**EXTRACTED RECORDS**
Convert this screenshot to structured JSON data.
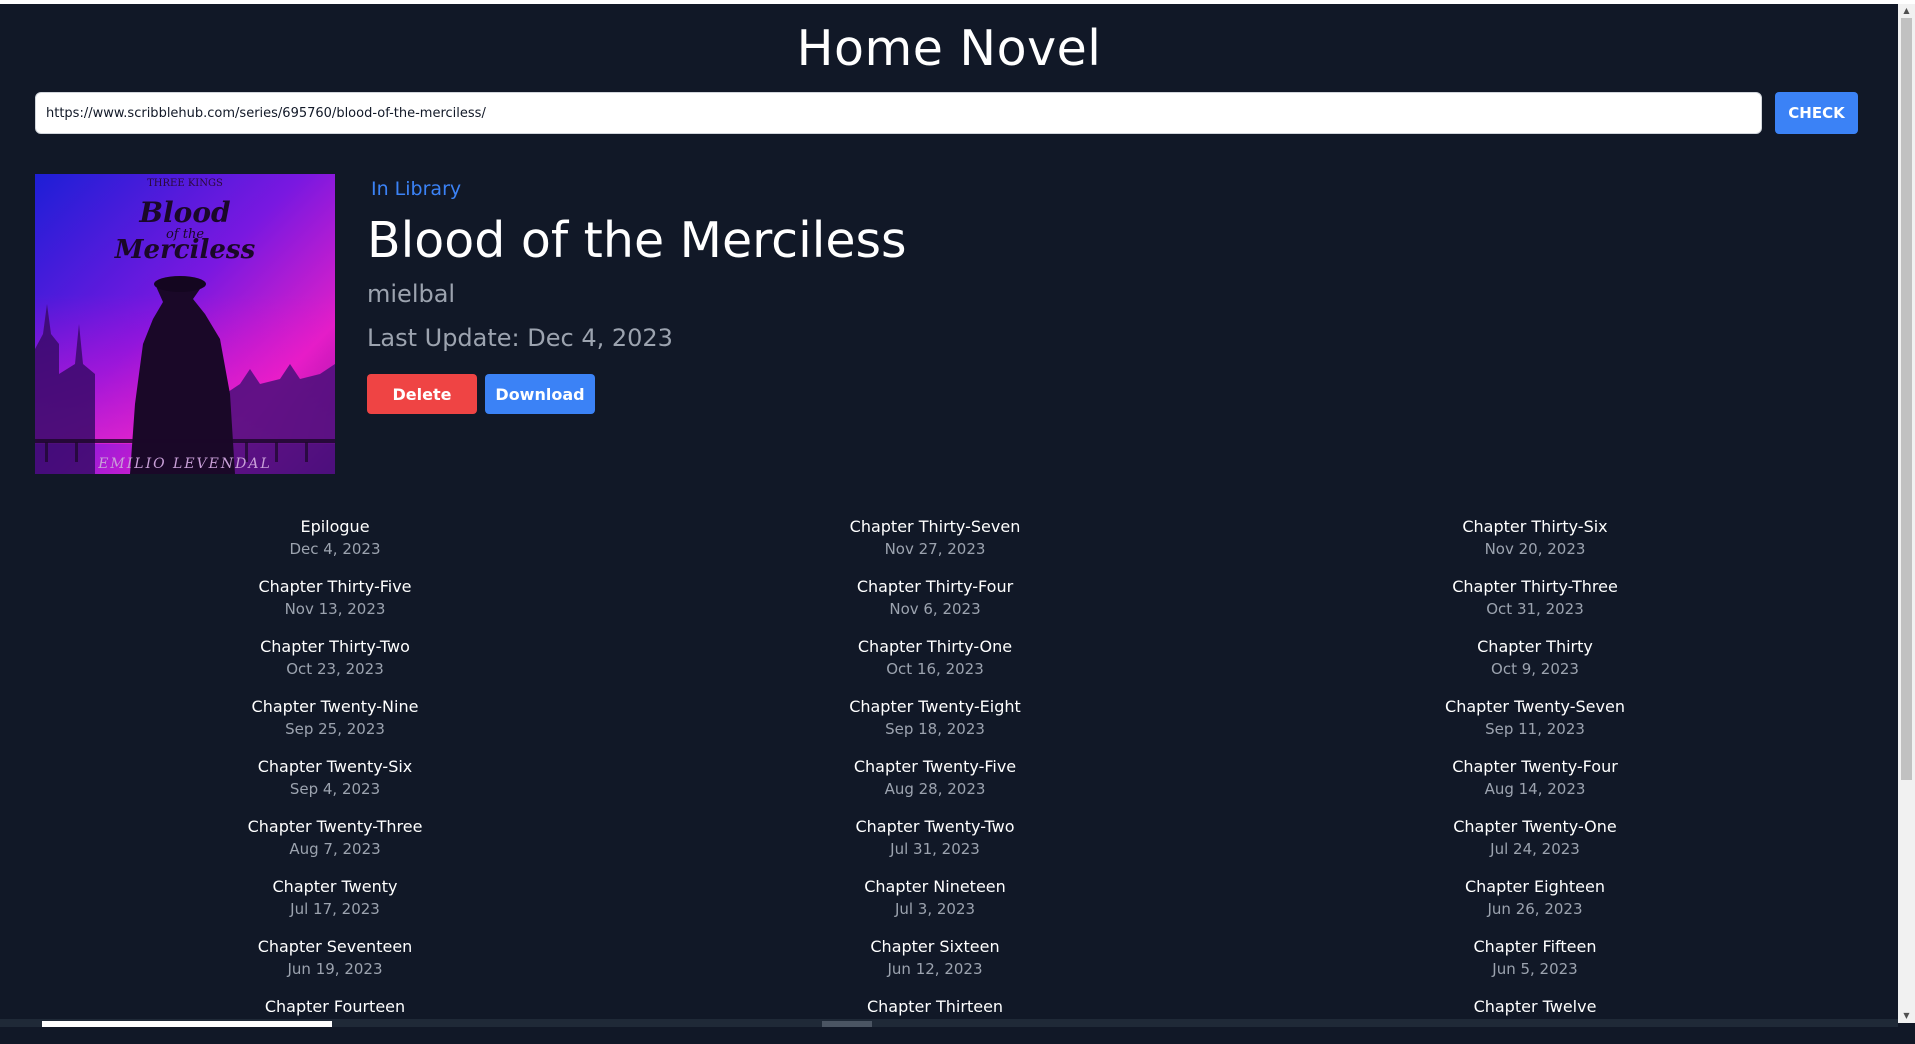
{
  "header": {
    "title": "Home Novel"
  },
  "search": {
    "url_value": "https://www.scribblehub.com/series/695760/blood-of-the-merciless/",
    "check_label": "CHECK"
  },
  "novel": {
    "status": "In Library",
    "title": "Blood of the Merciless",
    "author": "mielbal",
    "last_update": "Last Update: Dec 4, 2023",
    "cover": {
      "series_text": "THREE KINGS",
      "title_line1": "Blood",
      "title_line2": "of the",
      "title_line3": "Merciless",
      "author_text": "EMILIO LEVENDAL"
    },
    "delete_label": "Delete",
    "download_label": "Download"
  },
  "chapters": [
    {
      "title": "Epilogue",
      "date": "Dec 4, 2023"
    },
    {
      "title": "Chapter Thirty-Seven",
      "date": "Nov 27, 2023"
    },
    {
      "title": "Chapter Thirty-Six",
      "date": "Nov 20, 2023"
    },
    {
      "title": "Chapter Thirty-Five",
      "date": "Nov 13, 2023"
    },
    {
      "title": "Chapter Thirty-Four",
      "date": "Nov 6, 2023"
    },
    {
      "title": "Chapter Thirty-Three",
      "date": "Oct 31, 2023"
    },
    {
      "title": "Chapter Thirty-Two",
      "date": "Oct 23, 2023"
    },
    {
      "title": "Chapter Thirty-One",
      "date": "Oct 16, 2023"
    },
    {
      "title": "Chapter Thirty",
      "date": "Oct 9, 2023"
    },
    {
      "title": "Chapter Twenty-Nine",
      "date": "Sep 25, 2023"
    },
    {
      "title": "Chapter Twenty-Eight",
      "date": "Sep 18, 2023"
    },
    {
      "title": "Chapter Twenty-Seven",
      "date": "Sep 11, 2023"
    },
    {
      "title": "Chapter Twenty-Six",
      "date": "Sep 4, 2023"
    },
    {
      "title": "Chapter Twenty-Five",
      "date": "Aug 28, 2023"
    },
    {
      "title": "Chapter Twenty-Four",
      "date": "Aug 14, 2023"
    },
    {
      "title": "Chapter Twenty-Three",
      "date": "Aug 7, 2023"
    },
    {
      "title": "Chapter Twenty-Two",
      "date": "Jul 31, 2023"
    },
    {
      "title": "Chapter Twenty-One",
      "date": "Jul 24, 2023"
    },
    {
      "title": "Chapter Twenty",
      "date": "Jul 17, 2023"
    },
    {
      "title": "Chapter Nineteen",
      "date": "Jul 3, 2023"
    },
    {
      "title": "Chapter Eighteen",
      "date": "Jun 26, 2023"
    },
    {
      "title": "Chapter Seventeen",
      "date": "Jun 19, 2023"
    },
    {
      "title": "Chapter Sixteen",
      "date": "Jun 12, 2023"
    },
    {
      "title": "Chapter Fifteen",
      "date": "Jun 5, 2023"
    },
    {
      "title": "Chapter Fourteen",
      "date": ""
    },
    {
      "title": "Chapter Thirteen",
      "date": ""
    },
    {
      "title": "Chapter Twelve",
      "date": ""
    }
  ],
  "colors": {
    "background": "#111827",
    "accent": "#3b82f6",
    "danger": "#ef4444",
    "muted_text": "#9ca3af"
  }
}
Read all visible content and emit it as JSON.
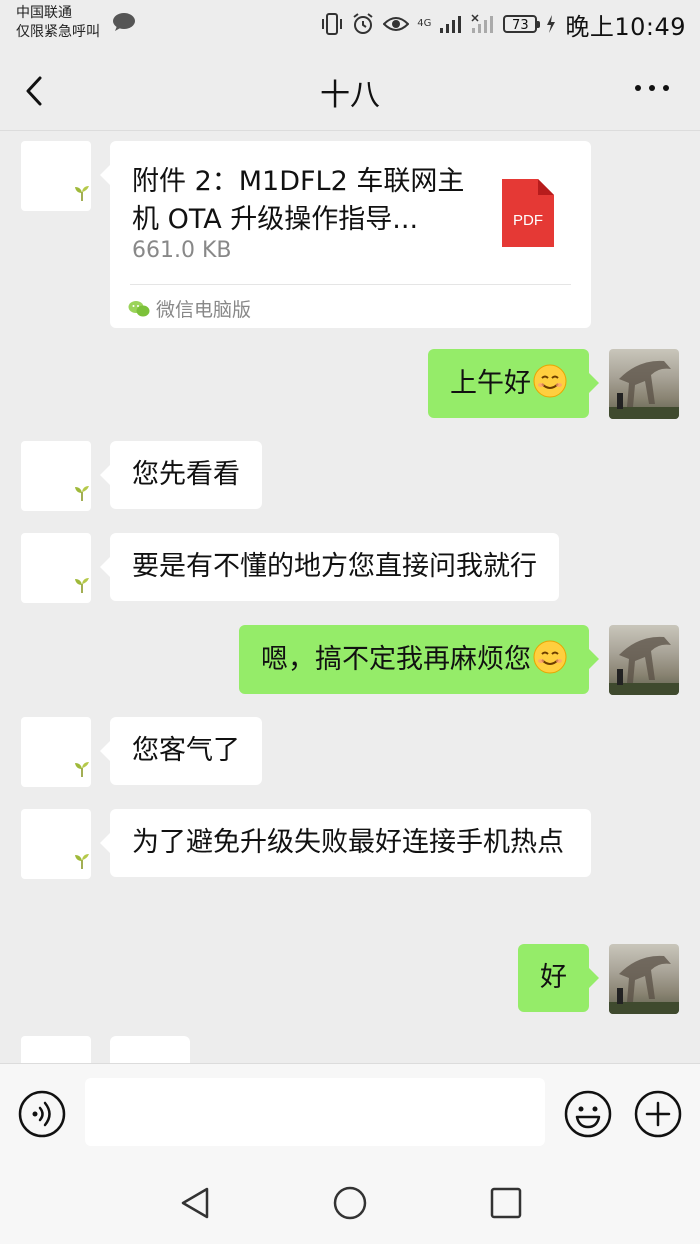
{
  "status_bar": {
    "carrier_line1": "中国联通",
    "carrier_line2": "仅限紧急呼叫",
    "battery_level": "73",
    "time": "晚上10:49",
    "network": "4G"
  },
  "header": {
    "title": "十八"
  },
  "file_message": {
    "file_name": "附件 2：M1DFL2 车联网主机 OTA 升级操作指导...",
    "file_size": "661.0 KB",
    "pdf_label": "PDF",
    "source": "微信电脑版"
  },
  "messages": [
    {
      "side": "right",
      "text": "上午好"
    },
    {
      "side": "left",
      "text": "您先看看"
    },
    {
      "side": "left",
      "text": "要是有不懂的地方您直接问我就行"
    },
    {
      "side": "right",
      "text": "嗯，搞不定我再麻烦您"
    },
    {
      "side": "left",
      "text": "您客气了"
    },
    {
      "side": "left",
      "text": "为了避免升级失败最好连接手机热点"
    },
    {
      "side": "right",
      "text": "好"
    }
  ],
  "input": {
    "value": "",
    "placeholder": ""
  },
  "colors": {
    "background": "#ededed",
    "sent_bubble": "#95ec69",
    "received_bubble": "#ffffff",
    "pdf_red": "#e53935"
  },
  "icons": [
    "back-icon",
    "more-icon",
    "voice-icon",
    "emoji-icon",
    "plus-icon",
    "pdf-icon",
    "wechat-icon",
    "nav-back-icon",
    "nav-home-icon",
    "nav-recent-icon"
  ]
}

**PROBLEM TO SOLVE**
Reproduce the entries above exactly. Do not include the images.

**CORRECT RESULT**
Convert this screenshot to structured JSON data.
{
  "header": {
    "title": "Home Novel"
  },
  "search": {
    "url_value": "https://www.scribblehub.com/series/695760/blood-of-the-merciless/",
    "check_label": "CHECK"
  },
  "novel": {
    "status": "In Library",
    "title": "Blood of the Merciless",
    "author": "mielbal",
    "last_update": "Last Update: Dec 4, 2023",
    "cover": {
      "series_text": "THREE KINGS",
      "title_line1": "Blood",
      "title_line2": "of the",
      "title_line3": "Merciless",
      "author_text": "EMILIO LEVENDAL"
    },
    "delete_label": "Delete",
    "download_label": "Download"
  },
  "chapters": [
    {
      "title": "Epilogue",
      "date": "Dec 4, 2023"
    },
    {
      "title": "Chapter Thirty-Seven",
      "date": "Nov 27, 2023"
    },
    {
      "title": "Chapter Thirty-Six",
      "date": "Nov 20, 2023"
    },
    {
      "title": "Chapter Thirty-Five",
      "date": "Nov 13, 2023"
    },
    {
      "title": "Chapter Thirty-Four",
      "date": "Nov 6, 2023"
    },
    {
      "title": "Chapter Thirty-Three",
      "date": "Oct 31, 2023"
    },
    {
      "title": "Chapter Thirty-Two",
      "date": "Oct 23, 2023"
    },
    {
      "title": "Chapter Thirty-One",
      "date": "Oct 16, 2023"
    },
    {
      "title": "Chapter Thirty",
      "date": "Oct 9, 2023"
    },
    {
      "title": "Chapter Twenty-Nine",
      "date": "Sep 25, 2023"
    },
    {
      "title": "Chapter Twenty-Eight",
      "date": "Sep 18, 2023"
    },
    {
      "title": "Chapter Twenty-Seven",
      "date": "Sep 11, 2023"
    },
    {
      "title": "Chapter Twenty-Six",
      "date": "Sep 4, 2023"
    },
    {
      "title": "Chapter Twenty-Five",
      "date": "Aug 28, 2023"
    },
    {
      "title": "Chapter Twenty-Four",
      "date": "Aug 14, 2023"
    },
    {
      "title": "Chapter Twenty-Three",
      "date": "Aug 7, 2023"
    },
    {
      "title": "Chapter Twenty-Two",
      "date": "Jul 31, 2023"
    },
    {
      "title": "Chapter Twenty-One",
      "date": "Jul 24, 2023"
    },
    {
      "title": "Chapter Twenty",
      "date": "Jul 17, 2023"
    },
    {
      "title": "Chapter Nineteen",
      "date": "Jul 3, 2023"
    },
    {
      "title": "Chapter Eighteen",
      "date": "Jun 26, 2023"
    },
    {
      "title": "Chapter Seventeen",
      "date": "Jun 19, 2023"
    },
    {
      "title": "Chapter Sixteen",
      "date": "Jun 12, 2023"
    },
    {
      "title": "Chapter Fifteen",
      "date": "Jun 5, 2023"
    },
    {
      "title": "Chapter Fourteen",
      "date": ""
    },
    {
      "title": "Chapter Thirteen",
      "date": ""
    },
    {
      "title": "Chapter Twelve",
      "date": ""
    }
  ],
  "colors": {
    "background": "#111827",
    "accent": "#3b82f6",
    "danger": "#ef4444",
    "muted_text": "#9ca3af"
  }
}
Read all visible content and emit it as JSON.
{
  "status_bar": {
    "carrier_line1": "中国联通",
    "carrier_line2": "仅限紧急呼叫",
    "battery_level": "73",
    "time": "晚上10:49",
    "network": "4G"
  },
  "header": {
    "title": "十八"
  },
  "file_message": {
    "file_name": "附件 2：M1DFL2 车联网主机 OTA 升级操作指导...",
    "file_size": "661.0 KB",
    "pdf_label": "PDF",
    "source": "微信电脑版"
  },
  "messages": [
    {
      "side": "right",
      "text": "上午好"
    },
    {
      "side": "left",
      "text": "您先看看"
    },
    {
      "side": "left",
      "text": "要是有不懂的地方您直接问我就行"
    },
    {
      "side": "right",
      "text": "嗯，搞不定我再麻烦您"
    },
    {
      "side": "left",
      "text": "您客气了"
    },
    {
      "side": "left",
      "text": "为了避免升级失败最好连接手机热点"
    },
    {
      "side": "right",
      "text": "好"
    }
  ],
  "input": {
    "value": "",
    "placeholder": ""
  },
  "colors": {
    "background": "#ededed",
    "sent_bubble": "#95ec69",
    "received_bubble": "#ffffff",
    "pdf_red": "#e53935"
  },
  "icons": [
    "back-icon",
    "more-icon",
    "voice-icon",
    "emoji-icon",
    "plus-icon",
    "pdf-icon",
    "wechat-icon",
    "nav-back-icon",
    "nav-home-icon",
    "nav-recent-icon"
  ]
}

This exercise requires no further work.